TEXT FOR ANALYSIS:

************

Data format for microarray data
For the platform "AG" and "ATH1", calculate signals using MAS5 (sample code 1) or fRMA (sample code 3).
Input file should include header line and following four fields (1~4). Fill all the blanks with "NA" (blank is not allowed). Save the table as tab-delimited text file.
*If you want to analyze microarray from platform "Arabidopsis Gene 1.1 ST Array", calculate signals using RMA (sample code 2). In this case, input files should contain (1) and (2).
For the other platforms, use AGI code (Locus id i.e. At1g00100) instead of probe ID.
You can get a sample file by clicking on this picture.

************

DATA TO EXAMINE:

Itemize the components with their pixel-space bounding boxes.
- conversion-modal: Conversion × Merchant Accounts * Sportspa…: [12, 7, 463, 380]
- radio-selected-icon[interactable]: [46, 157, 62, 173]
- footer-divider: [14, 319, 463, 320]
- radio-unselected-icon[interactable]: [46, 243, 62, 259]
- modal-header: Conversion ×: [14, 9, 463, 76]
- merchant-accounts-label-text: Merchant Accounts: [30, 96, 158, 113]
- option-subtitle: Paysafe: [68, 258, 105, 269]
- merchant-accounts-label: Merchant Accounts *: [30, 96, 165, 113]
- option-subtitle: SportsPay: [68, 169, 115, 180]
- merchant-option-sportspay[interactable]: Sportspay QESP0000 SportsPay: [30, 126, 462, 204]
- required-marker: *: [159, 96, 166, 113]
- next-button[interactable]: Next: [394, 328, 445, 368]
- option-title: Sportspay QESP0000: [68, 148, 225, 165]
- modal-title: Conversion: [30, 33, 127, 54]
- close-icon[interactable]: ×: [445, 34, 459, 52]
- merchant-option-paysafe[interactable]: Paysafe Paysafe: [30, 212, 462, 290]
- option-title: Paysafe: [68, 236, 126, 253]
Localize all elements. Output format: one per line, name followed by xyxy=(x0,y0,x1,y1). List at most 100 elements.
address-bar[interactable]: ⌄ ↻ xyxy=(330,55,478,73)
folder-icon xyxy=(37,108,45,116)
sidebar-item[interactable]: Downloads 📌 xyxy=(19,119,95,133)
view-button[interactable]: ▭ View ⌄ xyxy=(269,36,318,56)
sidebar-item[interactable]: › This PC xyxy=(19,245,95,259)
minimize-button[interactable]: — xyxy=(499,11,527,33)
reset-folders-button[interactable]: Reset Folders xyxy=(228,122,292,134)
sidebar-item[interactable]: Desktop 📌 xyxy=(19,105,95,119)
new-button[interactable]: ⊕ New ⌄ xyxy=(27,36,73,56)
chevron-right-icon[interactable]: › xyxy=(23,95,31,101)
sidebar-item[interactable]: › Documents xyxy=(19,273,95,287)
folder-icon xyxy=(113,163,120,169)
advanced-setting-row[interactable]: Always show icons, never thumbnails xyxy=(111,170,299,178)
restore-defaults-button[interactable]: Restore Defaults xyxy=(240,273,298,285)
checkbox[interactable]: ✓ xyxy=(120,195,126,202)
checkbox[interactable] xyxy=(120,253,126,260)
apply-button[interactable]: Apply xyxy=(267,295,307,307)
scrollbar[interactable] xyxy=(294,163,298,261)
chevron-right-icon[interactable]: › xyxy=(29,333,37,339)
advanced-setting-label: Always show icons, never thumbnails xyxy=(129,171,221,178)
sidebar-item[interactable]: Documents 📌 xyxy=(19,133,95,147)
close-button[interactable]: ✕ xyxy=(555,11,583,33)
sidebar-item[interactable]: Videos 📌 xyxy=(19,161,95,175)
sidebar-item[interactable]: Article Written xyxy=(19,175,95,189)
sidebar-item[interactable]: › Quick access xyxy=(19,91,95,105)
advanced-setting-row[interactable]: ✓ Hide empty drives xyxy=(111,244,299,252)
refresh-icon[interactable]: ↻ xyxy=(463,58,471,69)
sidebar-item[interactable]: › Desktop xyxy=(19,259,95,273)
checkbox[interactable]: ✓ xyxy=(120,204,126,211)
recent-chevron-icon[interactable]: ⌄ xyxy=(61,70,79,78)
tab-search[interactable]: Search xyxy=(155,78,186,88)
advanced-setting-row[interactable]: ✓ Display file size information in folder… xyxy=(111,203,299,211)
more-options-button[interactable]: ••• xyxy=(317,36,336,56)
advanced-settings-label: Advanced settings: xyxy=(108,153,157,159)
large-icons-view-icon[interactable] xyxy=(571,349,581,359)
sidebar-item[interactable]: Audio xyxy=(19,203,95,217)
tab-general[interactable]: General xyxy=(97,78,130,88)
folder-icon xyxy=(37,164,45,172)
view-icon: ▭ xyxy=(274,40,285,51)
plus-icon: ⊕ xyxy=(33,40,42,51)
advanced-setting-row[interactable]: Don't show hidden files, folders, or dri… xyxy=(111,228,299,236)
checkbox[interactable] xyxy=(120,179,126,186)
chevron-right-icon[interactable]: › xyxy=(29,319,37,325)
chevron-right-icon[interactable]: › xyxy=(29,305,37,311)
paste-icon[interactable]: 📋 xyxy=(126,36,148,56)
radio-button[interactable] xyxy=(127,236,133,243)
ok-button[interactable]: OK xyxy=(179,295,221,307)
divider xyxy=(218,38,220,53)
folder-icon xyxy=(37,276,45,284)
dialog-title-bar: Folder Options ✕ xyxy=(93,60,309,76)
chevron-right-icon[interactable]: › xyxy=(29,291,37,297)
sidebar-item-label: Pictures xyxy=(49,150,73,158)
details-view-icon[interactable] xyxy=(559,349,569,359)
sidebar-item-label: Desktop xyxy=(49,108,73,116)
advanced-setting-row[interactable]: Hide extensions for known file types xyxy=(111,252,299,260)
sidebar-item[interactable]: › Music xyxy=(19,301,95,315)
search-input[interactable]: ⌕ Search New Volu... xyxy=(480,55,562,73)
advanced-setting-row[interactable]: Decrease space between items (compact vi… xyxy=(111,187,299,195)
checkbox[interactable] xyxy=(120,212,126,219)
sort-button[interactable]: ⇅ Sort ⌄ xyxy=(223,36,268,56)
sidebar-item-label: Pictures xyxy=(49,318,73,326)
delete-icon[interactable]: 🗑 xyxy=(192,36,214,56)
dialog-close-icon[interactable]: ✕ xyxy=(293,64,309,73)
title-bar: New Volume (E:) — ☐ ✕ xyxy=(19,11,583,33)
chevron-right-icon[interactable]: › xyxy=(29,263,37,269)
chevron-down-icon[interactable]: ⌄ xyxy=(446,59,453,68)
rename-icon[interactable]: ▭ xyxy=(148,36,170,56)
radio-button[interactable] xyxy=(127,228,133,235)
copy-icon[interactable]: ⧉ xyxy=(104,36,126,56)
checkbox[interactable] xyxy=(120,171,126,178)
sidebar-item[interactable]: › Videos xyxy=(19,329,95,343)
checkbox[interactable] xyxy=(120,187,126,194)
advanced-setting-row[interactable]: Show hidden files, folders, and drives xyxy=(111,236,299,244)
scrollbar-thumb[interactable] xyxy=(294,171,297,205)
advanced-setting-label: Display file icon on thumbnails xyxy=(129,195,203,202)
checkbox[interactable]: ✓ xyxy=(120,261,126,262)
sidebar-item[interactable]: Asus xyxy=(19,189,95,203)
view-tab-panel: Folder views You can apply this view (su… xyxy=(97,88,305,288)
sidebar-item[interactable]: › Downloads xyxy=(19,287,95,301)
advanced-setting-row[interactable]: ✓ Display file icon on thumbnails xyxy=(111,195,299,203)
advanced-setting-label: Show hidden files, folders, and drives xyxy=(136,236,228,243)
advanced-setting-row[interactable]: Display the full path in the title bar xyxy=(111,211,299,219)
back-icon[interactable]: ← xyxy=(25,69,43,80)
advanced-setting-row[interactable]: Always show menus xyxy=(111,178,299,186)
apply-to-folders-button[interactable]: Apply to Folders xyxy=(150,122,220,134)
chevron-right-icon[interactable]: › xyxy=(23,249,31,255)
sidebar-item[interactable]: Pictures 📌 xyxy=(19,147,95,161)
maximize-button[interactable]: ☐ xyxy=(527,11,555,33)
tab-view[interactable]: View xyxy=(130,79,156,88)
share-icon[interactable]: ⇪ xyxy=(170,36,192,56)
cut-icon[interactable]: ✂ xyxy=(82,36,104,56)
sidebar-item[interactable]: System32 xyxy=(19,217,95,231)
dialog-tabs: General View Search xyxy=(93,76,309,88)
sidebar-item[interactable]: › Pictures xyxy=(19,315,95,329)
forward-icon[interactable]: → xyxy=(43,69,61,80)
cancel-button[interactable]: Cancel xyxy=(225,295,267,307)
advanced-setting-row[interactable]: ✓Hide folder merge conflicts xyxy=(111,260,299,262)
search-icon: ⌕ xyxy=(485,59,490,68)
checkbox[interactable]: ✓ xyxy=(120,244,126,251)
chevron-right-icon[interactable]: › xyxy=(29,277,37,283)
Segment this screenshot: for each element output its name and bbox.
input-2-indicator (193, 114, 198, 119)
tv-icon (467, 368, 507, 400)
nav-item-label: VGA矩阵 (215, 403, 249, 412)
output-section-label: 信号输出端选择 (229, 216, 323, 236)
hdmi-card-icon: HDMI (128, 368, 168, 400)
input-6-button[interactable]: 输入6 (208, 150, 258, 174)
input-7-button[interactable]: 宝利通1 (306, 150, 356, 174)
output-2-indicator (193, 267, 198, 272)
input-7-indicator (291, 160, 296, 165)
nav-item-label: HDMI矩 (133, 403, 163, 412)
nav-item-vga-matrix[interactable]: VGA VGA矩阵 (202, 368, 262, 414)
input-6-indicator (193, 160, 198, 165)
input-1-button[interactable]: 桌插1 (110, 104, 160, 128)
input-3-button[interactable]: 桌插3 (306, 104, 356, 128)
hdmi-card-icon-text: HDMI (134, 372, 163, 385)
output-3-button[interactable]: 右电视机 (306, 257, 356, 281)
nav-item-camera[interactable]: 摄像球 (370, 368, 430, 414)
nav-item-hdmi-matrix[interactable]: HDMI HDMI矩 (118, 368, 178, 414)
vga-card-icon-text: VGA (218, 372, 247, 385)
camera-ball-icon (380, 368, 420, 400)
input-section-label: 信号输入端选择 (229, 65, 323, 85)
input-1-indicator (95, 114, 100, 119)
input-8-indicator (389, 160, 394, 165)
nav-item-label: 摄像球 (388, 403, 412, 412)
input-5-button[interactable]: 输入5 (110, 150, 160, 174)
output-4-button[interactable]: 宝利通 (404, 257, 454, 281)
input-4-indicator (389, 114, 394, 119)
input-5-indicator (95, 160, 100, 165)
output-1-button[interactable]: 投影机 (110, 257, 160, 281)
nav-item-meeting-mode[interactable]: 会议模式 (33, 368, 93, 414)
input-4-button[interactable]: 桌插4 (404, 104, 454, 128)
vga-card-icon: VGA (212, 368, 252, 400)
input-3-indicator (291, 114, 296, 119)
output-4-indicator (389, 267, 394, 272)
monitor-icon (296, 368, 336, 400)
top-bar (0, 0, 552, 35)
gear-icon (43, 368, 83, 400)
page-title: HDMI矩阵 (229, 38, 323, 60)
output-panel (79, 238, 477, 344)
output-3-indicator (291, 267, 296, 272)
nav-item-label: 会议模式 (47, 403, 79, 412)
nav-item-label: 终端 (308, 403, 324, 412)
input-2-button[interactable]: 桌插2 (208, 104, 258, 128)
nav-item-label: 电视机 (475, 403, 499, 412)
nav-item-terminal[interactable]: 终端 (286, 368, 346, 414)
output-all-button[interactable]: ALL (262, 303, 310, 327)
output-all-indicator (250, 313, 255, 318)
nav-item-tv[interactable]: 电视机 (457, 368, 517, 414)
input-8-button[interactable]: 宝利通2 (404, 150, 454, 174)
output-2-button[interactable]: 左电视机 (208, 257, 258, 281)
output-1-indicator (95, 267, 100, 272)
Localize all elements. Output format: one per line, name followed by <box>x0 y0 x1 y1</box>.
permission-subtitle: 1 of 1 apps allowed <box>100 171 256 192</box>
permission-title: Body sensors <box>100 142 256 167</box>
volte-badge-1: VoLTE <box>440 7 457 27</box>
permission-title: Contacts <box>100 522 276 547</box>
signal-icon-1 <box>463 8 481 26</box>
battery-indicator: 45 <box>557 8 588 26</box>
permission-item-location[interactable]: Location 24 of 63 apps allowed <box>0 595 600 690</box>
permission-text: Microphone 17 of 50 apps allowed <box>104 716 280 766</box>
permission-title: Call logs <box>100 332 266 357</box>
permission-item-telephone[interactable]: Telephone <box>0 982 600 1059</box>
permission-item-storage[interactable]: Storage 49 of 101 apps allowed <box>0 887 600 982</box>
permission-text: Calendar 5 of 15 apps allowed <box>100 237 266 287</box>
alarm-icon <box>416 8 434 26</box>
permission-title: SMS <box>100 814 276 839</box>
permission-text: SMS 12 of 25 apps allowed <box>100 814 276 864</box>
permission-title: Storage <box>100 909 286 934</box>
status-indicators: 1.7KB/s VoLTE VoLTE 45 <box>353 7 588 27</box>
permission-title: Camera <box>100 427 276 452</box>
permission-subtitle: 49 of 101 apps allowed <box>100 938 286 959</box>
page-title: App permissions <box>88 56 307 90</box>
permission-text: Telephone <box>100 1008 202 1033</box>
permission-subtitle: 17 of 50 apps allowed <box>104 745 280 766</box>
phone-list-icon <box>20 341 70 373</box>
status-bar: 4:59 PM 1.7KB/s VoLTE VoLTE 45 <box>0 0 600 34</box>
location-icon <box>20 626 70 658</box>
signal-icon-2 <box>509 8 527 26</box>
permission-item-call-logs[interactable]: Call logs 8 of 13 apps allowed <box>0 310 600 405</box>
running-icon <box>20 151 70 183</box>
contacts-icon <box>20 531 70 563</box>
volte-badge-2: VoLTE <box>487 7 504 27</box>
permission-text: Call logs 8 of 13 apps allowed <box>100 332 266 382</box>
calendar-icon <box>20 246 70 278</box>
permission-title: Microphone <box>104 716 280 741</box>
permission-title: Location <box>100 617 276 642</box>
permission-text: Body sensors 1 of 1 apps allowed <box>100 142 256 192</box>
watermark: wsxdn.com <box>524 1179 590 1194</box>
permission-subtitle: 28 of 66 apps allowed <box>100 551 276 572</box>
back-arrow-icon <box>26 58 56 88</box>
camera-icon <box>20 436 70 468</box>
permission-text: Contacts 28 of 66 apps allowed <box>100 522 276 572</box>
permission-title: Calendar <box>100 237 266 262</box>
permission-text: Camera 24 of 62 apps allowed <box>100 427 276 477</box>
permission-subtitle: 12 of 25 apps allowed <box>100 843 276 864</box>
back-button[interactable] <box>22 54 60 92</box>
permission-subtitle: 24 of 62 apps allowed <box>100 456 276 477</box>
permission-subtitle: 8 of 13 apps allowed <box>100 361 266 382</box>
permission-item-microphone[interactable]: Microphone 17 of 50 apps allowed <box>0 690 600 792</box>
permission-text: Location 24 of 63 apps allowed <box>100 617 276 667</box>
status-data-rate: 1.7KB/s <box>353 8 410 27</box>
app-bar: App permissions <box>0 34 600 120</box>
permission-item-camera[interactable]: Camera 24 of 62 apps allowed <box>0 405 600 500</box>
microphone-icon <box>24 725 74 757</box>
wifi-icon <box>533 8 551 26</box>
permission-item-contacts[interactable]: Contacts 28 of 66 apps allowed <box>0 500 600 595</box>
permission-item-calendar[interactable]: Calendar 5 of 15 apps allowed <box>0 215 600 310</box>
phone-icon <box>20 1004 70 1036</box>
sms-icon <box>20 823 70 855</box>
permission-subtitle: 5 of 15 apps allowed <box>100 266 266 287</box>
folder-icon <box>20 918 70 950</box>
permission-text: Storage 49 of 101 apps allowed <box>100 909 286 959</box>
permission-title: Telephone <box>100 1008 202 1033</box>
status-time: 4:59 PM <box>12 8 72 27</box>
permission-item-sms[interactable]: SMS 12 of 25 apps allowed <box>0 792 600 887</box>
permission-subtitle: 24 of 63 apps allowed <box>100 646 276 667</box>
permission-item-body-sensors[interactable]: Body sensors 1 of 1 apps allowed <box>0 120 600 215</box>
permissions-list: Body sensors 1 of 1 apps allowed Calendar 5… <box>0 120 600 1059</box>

************

STUDY QUESTIONS:
1. Name each signal calculation method that the microarray data format text names, along with the sample code given for it.
2. Rewrite the microarray data format text from "Input file should" up to and including "tab-delimited text file.", replacing "tab-delimited" with "comma-separated".
3. Translate this sentence from the microarray data format text into Spanish: "For the other platforms, use AGI code (Locus id i.e. At1g00100) instead of probe ID."

LIST OF SOLUTIONS:
1.
MAS5 (sample code 1)
fRMA (sample code 3)
RMA (sample code 2)

2.
Input file should include header line and following four fields (1~4). Fill all the blanks with "NA" (blank is not allowed). Save the table as comma-separated text file.

3. Para las demás plataformas, use el código AGI (Locus id, es decir, At1g00100) en lugar del ID de sonda.